Source records
※ ※ ※
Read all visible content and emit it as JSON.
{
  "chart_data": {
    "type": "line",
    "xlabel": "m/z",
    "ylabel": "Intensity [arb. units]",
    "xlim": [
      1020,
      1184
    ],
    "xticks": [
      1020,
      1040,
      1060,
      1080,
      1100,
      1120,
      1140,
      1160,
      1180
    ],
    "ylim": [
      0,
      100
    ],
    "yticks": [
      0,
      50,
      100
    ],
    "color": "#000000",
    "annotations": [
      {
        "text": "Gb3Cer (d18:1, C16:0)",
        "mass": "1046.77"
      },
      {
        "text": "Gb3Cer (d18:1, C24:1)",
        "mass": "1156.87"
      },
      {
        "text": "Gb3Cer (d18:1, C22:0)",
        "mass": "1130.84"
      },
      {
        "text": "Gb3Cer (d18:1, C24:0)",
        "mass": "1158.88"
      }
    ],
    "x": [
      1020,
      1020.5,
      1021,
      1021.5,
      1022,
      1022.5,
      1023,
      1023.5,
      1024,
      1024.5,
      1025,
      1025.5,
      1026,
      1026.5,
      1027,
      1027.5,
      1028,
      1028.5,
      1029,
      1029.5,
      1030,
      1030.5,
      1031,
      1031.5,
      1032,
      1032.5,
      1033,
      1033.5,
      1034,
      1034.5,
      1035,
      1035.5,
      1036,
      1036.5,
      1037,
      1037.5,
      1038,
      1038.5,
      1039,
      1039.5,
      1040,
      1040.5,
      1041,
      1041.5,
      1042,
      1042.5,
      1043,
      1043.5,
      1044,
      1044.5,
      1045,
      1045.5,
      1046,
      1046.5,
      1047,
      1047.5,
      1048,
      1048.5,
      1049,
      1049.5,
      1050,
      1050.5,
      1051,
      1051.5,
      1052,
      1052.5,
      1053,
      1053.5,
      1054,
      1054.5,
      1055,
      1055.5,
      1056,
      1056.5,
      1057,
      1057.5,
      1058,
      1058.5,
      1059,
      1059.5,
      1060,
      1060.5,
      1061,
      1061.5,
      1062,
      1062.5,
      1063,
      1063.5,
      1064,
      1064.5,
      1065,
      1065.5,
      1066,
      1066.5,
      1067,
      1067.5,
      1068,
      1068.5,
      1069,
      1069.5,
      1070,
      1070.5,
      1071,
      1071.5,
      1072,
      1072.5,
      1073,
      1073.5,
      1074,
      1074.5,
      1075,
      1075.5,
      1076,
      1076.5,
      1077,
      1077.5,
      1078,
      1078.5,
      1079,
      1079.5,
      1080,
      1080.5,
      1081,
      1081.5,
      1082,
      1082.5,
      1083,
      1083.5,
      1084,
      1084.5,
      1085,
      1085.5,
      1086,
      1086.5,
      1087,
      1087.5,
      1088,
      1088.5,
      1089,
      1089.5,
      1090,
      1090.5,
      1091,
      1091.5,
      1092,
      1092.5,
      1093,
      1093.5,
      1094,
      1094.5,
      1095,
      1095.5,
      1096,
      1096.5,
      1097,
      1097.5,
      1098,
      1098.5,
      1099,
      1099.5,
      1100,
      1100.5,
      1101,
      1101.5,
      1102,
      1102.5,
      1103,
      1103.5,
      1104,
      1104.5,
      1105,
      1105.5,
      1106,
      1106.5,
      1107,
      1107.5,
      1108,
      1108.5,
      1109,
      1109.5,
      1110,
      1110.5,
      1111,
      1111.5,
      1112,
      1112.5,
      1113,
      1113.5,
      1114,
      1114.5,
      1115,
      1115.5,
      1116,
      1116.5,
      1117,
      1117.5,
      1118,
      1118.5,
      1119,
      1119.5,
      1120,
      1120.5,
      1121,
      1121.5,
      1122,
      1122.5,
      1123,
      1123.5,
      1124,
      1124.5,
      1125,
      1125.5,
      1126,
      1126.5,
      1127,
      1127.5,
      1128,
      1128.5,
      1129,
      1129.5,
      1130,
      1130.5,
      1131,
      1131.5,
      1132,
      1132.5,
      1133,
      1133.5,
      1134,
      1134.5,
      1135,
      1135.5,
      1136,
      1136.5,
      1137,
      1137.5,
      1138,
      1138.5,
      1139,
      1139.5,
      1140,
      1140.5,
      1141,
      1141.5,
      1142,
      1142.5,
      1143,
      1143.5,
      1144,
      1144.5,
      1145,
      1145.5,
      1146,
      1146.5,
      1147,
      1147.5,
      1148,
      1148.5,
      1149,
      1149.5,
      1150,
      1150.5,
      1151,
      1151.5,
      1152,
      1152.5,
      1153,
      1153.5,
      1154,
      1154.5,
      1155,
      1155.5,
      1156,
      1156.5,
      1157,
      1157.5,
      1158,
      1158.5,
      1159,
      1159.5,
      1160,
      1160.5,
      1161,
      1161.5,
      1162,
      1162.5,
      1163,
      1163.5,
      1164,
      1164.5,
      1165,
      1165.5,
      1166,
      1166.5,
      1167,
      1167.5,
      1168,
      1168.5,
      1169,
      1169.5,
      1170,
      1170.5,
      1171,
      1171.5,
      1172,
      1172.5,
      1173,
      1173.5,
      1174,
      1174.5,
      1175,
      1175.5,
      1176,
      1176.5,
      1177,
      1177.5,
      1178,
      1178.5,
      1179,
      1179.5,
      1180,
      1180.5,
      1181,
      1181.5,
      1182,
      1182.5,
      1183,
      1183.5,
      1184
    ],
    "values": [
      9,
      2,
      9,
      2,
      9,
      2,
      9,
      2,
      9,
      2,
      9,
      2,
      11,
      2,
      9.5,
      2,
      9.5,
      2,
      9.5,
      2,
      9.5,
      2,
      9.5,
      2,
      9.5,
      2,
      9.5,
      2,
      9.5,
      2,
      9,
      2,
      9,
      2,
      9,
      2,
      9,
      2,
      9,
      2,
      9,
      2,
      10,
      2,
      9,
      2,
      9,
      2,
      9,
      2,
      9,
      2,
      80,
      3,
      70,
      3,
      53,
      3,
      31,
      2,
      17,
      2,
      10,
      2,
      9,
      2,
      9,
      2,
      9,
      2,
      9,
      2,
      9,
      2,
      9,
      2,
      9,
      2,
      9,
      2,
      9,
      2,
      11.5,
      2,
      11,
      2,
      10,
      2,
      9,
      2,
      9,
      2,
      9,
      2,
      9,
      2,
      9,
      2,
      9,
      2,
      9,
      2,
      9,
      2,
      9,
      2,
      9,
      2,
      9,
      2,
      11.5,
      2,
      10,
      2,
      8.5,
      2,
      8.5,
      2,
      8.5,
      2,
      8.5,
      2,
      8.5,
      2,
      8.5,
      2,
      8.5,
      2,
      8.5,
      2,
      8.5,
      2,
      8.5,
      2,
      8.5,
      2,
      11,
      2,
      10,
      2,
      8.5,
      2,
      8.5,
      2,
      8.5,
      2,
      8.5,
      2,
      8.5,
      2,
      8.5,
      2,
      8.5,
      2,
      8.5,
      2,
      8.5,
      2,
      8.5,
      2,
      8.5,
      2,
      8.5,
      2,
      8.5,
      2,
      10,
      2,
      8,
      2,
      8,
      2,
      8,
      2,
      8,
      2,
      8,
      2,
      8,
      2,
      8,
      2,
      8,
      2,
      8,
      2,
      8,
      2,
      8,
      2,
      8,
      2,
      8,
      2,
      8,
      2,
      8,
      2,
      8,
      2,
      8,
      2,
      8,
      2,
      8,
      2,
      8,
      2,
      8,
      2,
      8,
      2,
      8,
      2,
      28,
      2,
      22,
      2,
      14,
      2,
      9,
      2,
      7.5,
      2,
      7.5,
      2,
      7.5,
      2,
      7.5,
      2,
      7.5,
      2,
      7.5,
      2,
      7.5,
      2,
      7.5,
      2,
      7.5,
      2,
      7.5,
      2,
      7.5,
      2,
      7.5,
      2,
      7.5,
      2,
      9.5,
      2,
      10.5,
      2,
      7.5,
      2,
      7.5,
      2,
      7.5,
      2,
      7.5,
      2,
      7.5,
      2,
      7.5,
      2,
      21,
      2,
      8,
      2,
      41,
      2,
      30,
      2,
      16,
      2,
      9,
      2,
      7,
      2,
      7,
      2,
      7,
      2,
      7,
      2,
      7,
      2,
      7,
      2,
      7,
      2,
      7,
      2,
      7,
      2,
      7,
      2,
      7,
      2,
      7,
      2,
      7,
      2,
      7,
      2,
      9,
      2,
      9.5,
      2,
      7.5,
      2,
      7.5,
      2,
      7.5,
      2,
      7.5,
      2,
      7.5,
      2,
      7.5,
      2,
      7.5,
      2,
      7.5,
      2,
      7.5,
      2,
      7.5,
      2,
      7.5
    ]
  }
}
※ ※ ※
BRIEF:
Collect every line above that contains the word "mass".

FULL ANSWER:
        "mass": "1046.77"
        "mass": "1156.87"
        "mass": "1130.84"
        "mass": "1158.88"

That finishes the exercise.